Count every line that has the word "профилактика" in it; give no more than the number.

========

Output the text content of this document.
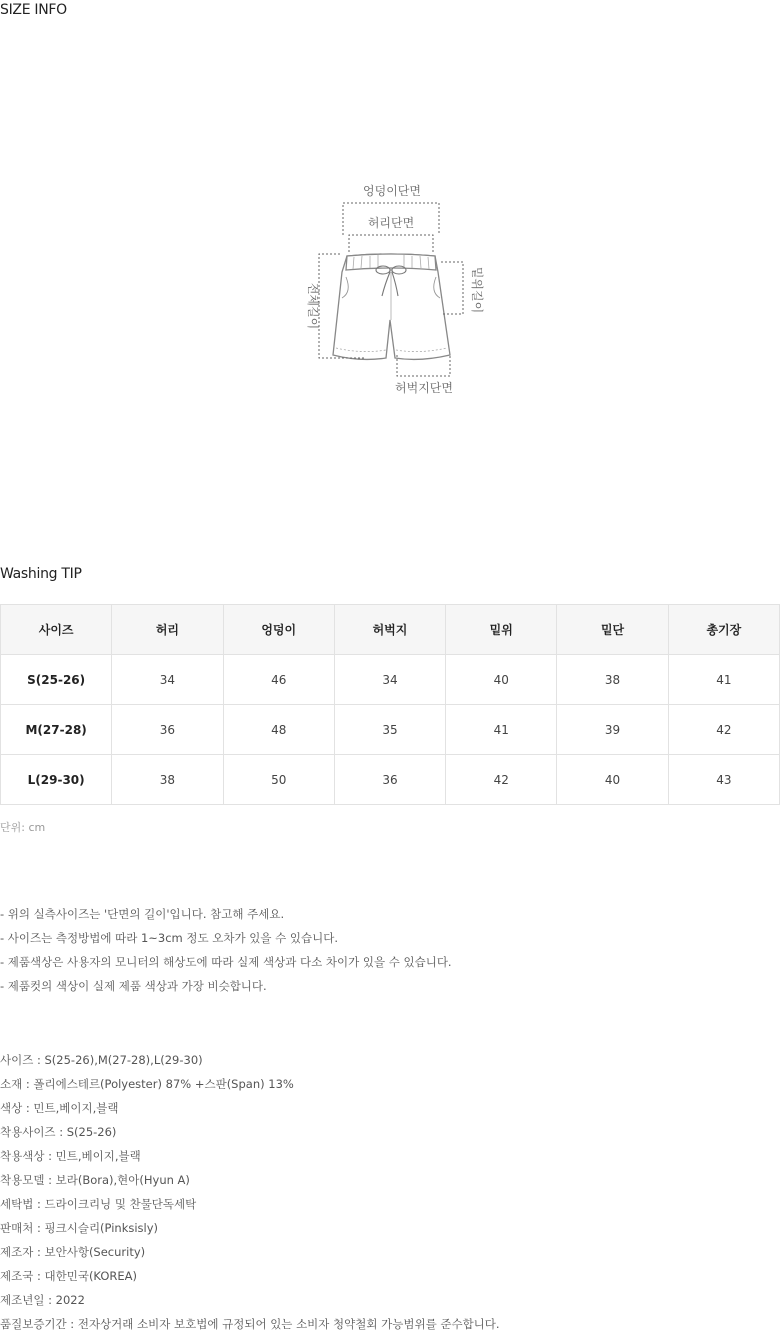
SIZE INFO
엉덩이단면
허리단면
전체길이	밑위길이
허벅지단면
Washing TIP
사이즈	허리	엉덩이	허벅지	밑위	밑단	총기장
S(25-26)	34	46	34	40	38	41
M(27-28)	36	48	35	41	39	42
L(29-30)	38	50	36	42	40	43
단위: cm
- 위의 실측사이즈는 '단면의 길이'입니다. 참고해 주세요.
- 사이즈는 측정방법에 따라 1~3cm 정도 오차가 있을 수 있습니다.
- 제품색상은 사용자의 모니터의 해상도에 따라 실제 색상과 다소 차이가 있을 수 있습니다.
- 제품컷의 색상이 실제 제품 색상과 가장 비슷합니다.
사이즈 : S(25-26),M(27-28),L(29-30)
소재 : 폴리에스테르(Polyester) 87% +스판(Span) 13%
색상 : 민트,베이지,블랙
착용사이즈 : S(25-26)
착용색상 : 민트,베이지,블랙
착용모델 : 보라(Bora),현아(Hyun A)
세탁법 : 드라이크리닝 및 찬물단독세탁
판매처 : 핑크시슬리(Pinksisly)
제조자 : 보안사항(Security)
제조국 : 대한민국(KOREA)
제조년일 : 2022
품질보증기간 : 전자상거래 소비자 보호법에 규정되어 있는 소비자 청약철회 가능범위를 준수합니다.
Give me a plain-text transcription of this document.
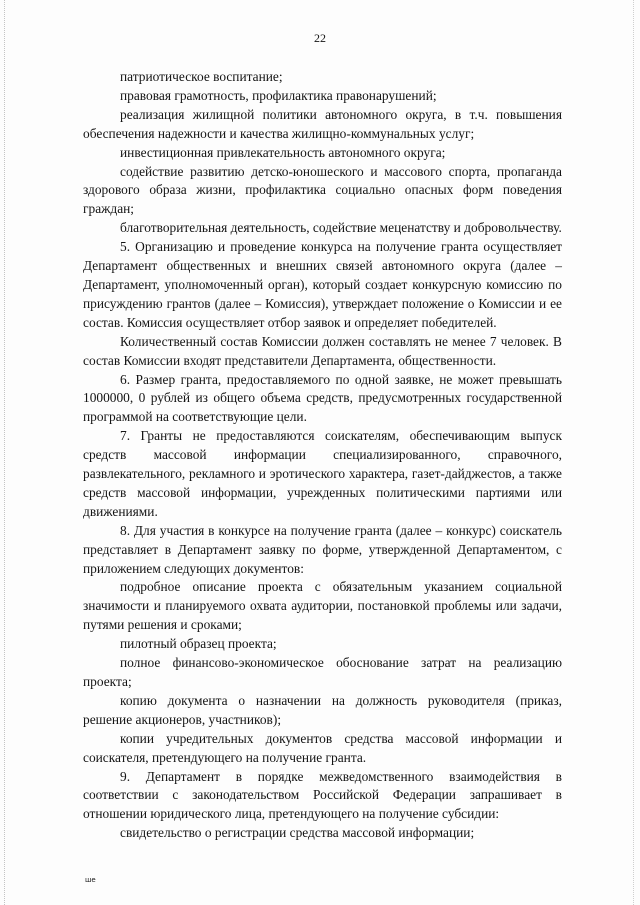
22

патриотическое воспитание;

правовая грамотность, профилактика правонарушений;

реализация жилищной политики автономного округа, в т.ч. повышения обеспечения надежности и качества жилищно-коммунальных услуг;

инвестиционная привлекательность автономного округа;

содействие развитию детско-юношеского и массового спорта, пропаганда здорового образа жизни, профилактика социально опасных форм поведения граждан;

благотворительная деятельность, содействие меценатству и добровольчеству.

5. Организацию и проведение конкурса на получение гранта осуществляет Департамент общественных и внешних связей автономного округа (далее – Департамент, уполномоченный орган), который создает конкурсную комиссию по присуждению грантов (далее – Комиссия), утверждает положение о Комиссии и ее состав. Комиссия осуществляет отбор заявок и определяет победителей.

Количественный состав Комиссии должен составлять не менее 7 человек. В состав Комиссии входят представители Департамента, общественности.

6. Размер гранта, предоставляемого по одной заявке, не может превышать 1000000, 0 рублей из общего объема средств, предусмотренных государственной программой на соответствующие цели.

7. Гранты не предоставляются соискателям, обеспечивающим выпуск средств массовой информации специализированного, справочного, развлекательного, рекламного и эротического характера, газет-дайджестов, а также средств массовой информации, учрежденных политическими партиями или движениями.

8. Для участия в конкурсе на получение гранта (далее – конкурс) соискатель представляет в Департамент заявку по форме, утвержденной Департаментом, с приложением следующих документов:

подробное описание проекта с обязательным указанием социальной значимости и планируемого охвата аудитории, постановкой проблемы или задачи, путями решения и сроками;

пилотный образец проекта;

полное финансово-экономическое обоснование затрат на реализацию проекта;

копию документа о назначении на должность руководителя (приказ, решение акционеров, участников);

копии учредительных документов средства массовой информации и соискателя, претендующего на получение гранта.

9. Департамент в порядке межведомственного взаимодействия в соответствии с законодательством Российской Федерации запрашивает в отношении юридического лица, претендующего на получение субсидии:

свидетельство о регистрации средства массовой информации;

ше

========

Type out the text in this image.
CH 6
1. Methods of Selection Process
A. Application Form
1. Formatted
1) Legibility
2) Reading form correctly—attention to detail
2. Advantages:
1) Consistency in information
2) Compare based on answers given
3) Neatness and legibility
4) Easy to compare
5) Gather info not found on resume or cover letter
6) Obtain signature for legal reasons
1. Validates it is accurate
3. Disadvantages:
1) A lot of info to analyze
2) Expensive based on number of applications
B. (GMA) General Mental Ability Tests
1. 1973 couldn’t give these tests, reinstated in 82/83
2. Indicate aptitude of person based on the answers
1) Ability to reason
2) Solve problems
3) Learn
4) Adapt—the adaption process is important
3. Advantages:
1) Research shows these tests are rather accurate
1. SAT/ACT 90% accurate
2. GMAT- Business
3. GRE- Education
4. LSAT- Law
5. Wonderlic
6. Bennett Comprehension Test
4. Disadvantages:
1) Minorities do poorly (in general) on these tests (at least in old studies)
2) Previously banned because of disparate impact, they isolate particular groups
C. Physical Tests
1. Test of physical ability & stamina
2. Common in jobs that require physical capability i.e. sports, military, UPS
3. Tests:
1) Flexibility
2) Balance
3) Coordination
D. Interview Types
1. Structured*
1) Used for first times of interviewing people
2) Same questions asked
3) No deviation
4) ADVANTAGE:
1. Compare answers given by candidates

========

**Solution for this exercise**
2